**Dataset extract**
··········

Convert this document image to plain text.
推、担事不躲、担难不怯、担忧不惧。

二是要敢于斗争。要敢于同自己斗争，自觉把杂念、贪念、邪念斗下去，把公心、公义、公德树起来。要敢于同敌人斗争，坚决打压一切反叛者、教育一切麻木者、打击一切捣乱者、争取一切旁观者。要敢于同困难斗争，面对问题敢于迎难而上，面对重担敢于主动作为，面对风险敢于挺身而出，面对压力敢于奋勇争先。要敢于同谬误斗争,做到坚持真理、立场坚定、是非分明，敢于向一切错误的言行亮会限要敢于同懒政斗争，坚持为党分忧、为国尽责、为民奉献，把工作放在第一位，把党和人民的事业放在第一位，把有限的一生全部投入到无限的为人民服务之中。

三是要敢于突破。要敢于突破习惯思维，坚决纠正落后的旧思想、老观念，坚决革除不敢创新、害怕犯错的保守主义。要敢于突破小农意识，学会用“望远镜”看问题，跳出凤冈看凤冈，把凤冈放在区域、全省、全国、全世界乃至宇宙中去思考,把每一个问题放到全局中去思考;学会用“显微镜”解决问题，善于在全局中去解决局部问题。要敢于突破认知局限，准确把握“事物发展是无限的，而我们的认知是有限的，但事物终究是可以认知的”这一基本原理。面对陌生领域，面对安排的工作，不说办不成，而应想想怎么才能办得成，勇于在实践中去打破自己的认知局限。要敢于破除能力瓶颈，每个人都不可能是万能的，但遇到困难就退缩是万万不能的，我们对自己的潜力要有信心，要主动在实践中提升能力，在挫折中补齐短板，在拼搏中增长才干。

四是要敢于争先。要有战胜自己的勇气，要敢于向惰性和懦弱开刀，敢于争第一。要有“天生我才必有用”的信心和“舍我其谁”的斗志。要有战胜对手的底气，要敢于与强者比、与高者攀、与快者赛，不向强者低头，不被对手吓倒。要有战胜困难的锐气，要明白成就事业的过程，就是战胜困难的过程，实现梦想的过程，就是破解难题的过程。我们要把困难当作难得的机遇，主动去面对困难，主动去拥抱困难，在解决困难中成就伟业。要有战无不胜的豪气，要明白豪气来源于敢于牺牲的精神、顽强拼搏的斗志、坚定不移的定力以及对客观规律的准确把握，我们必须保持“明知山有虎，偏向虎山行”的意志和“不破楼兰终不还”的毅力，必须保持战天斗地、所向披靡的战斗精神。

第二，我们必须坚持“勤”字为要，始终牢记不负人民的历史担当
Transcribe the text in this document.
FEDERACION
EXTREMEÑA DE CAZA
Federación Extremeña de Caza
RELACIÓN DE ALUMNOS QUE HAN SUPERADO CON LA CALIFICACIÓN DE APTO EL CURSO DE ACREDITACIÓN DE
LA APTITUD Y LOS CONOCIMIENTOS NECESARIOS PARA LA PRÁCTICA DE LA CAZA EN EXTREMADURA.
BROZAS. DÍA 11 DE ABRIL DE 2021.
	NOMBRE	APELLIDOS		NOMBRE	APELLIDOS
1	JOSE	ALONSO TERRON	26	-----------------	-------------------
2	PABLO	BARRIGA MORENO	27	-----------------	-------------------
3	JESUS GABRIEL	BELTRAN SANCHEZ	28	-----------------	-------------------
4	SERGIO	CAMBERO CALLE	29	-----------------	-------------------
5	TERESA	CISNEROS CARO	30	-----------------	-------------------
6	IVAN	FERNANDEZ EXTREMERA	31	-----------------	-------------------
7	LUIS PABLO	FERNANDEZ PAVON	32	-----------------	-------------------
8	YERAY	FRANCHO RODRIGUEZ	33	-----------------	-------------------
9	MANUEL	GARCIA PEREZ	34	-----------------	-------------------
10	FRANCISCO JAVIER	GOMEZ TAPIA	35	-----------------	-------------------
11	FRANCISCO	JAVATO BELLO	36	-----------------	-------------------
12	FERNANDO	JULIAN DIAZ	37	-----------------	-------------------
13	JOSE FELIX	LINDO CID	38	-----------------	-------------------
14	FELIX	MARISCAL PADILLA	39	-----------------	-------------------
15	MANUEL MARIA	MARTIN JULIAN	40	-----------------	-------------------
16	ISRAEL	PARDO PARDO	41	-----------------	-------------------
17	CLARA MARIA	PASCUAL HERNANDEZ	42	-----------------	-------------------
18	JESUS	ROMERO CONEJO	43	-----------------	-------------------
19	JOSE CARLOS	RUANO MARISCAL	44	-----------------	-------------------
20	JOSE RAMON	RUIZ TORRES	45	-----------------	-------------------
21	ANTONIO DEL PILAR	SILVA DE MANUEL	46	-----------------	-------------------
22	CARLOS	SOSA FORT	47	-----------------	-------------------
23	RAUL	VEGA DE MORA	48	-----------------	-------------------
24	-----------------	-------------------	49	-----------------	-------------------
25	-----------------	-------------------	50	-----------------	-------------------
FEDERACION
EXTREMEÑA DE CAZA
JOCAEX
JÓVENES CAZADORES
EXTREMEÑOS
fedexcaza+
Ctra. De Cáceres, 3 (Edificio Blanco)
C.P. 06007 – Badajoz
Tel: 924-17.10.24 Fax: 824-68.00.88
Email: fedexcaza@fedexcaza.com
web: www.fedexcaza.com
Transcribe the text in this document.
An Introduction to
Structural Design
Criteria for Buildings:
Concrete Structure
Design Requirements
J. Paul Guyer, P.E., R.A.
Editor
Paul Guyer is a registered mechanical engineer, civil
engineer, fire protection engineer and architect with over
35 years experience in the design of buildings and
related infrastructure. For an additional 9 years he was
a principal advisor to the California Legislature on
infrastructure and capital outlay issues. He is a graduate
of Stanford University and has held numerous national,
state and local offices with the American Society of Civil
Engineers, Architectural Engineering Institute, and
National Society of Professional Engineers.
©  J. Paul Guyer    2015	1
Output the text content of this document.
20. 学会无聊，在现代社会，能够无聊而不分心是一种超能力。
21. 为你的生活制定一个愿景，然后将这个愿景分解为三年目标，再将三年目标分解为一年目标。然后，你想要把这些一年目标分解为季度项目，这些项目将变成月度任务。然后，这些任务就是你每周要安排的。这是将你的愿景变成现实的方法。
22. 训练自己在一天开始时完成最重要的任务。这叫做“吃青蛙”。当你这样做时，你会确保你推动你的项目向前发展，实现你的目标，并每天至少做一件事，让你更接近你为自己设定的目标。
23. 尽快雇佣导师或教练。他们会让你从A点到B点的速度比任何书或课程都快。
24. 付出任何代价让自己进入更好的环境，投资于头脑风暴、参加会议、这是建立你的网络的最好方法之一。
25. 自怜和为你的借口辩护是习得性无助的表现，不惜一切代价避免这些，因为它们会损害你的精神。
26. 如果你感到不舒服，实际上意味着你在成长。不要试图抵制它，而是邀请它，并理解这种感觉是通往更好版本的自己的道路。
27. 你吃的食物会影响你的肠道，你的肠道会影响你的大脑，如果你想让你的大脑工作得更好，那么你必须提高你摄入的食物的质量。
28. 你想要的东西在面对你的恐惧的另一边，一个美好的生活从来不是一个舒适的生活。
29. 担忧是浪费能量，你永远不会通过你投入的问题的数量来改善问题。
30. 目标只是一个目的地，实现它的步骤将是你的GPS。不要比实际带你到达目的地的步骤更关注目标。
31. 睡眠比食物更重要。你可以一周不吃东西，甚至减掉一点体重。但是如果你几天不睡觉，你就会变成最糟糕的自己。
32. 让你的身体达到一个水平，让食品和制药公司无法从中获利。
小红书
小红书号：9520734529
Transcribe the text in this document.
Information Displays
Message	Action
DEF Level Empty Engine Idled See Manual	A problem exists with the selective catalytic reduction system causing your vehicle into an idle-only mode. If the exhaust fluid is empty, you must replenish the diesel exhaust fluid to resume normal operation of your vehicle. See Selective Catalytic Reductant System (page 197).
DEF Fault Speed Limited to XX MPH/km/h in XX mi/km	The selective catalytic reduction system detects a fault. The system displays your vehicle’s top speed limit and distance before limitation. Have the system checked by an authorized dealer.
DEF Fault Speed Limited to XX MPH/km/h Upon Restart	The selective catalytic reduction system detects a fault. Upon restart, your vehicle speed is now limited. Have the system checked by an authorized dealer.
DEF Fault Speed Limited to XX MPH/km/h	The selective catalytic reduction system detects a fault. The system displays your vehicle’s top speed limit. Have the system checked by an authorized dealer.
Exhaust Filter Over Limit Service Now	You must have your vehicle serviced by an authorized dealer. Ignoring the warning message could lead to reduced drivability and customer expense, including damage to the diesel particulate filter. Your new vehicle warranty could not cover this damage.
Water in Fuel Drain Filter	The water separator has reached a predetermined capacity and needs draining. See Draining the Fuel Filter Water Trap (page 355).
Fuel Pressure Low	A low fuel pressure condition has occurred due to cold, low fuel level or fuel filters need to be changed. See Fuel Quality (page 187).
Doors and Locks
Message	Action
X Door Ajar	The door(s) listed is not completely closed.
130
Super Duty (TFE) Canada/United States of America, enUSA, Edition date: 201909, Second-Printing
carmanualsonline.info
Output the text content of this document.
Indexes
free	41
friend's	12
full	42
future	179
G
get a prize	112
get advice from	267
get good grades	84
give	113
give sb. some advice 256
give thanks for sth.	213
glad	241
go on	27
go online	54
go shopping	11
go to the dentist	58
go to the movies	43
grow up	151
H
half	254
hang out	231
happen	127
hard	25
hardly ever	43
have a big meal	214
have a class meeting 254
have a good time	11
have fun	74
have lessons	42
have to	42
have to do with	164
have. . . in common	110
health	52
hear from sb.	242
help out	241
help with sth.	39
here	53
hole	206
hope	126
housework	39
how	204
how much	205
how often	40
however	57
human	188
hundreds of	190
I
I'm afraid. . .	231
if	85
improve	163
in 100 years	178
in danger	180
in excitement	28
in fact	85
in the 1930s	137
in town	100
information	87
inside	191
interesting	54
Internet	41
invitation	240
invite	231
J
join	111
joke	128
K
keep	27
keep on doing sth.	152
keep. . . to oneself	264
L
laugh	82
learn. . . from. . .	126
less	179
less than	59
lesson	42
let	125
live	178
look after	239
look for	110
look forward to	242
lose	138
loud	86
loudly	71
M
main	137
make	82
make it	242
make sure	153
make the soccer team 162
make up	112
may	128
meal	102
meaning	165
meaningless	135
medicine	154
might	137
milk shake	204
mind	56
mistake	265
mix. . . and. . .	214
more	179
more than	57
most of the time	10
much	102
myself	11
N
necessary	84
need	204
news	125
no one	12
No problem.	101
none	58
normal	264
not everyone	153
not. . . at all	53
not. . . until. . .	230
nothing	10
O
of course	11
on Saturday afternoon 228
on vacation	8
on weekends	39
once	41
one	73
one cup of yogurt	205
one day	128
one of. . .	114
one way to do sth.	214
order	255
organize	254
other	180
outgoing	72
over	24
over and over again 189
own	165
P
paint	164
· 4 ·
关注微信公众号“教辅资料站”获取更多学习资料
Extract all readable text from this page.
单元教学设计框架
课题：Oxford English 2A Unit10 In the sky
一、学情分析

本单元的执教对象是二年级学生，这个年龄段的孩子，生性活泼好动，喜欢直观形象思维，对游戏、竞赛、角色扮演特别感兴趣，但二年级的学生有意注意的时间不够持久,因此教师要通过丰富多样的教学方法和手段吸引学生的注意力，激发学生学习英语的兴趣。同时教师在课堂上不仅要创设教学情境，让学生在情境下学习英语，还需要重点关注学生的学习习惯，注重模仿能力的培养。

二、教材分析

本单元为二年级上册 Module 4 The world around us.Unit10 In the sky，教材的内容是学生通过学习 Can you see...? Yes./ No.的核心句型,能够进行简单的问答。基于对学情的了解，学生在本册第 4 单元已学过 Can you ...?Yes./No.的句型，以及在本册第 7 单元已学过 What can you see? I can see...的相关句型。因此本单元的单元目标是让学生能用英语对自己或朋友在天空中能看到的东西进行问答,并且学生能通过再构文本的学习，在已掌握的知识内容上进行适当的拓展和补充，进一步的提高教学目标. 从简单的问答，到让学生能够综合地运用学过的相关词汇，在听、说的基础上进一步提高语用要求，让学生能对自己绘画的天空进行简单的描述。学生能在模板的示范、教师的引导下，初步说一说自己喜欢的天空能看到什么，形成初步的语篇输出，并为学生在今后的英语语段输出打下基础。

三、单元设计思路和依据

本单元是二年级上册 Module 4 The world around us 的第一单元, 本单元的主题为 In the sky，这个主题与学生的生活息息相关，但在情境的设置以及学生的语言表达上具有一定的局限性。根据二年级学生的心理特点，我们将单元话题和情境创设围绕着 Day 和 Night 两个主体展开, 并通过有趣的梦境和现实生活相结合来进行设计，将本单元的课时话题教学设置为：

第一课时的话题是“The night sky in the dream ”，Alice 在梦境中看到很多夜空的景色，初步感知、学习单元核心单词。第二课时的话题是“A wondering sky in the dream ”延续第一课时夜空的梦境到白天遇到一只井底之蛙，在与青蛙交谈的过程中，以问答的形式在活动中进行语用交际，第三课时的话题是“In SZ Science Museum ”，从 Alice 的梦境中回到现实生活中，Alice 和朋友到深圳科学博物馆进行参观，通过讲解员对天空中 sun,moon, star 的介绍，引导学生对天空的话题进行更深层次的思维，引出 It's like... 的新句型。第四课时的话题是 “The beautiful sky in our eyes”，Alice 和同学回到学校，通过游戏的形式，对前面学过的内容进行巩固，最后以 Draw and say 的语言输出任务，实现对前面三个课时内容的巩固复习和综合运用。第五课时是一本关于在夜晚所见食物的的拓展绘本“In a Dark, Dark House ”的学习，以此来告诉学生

··········

**Exercise instructions**
Your task is to pick out every line with the string "dealer" and copy it.

**The solution**
DEF Fault Speed Limited to XX MPH/km/h in XX mi/km	The selective catalytic reduction system detects a fault. The system displays your vehicle’s top speed limit and distance before limitation. Have the system checked by an authorized dealer.
DEF Fault Speed Limited to XX MPH/km/h Upon Restart	The selective catalytic reduction system detects a fault. Upon restart, your vehicle speed is now limited. Have the system checked by an authorized dealer.
DEF Fault Speed Limited to XX MPH/km/h	The selective catalytic reduction system detects a fault. The system displays your vehicle’s top speed limit. Have the system checked by an authorized dealer.
Exhaust Filter Over Limit Service Now	You must have your vehicle serviced by an authorized dealer. Ignoring the warning message could lead to reduced drivability and customer expense, including damage to the diesel particulate filter. Your new vehicle warranty could not cover this damage.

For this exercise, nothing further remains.